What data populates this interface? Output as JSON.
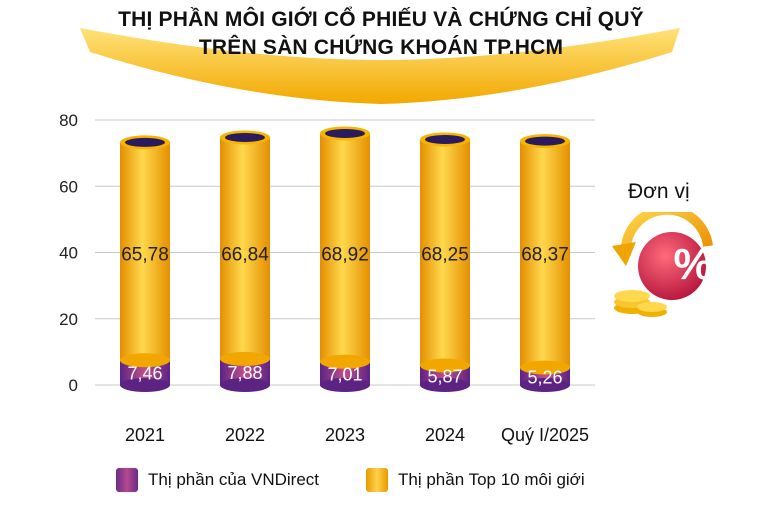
{
  "title_line1": "THỊ PHẦN MÔI GIỚI CỔ PHIẾU VÀ CHỨNG CHỈ QUỸ",
  "title_line2": "TRÊN SÀN CHỨNG KHOÁN TP.HCM",
  "unit": "Đơn vị",
  "unit_symbol": "%",
  "legend": {
    "vndirect": "Thị phần của VNDirect",
    "top10": "Thị phần Top 10 môi giới"
  },
  "colors": {
    "banner": "#f7b500",
    "top10": "#f5b400",
    "vndirect": "#9b3c8c",
    "percent_circle": "#d7304f"
  },
  "chart_data": {
    "type": "bar",
    "stacked": true,
    "categories": [
      "2021",
      "2022",
      "2023",
      "2024",
      "Quý I/2025"
    ],
    "series": [
      {
        "name": "Thị phần của VNDirect",
        "values": [
          7.46,
          7.88,
          7.01,
          5.87,
          5.26
        ],
        "labels": [
          "7,46",
          "7,88",
          "7,01",
          "5,87",
          "5,26"
        ]
      },
      {
        "name": "Thị phần Top 10 môi giới",
        "values": [
          65.78,
          66.84,
          68.92,
          68.25,
          68.37
        ],
        "labels": [
          "65,78",
          "66,84",
          "68,92",
          "68,25",
          "68,37"
        ]
      }
    ],
    "yticks": [
      "0",
      "20",
      "40",
      "60",
      "80"
    ],
    "ylim": [
      0,
      80
    ],
    "grid": true,
    "legend_position": "bottom"
  }
}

Stated exercise: Return each line from the material above exactly, but not the pictures.

Written answer:
What data populates this interface? Output as JSON.
{
  "title_line1": "THỊ PHẦN MÔI GIỚI CỔ PHIẾU VÀ CHỨNG CHỈ QUỸ",
  "title_line2": "TRÊN SÀN CHỨNG KHOÁN TP.HCM",
  "unit": "Đơn vị",
  "unit_symbol": "%",
  "legend": {
    "vndirect": "Thị phần của VNDirect",
    "top10": "Thị phần Top 10 môi giới"
  },
  "colors": {
    "banner": "#f7b500",
    "top10": "#f5b400",
    "vndirect": "#9b3c8c",
    "percent_circle": "#d7304f"
  },
  "chart_data": {
    "type": "bar",
    "stacked": true,
    "categories": [
      "2021",
      "2022",
      "2023",
      "2024",
      "Quý I/2025"
    ],
    "series": [
      {
        "name": "Thị phần của VNDirect",
        "values": [
          7.46,
          7.88,
          7.01,
          5.87,
          5.26
        ],
        "labels": [
          "7,46",
          "7,88",
          "7,01",
          "5,87",
          "5,26"
        ]
      },
      {
        "name": "Thị phần Top 10 môi giới",
        "values": [
          65.78,
          66.84,
          68.92,
          68.25,
          68.37
        ],
        "labels": [
          "65,78",
          "66,84",
          "68,92",
          "68,25",
          "68,37"
        ]
      }
    ],
    "yticks": [
      "0",
      "20",
      "40",
      "60",
      "80"
    ],
    "ylim": [
      0,
      80
    ],
    "grid": true,
    "legend_position": "bottom"
  }
}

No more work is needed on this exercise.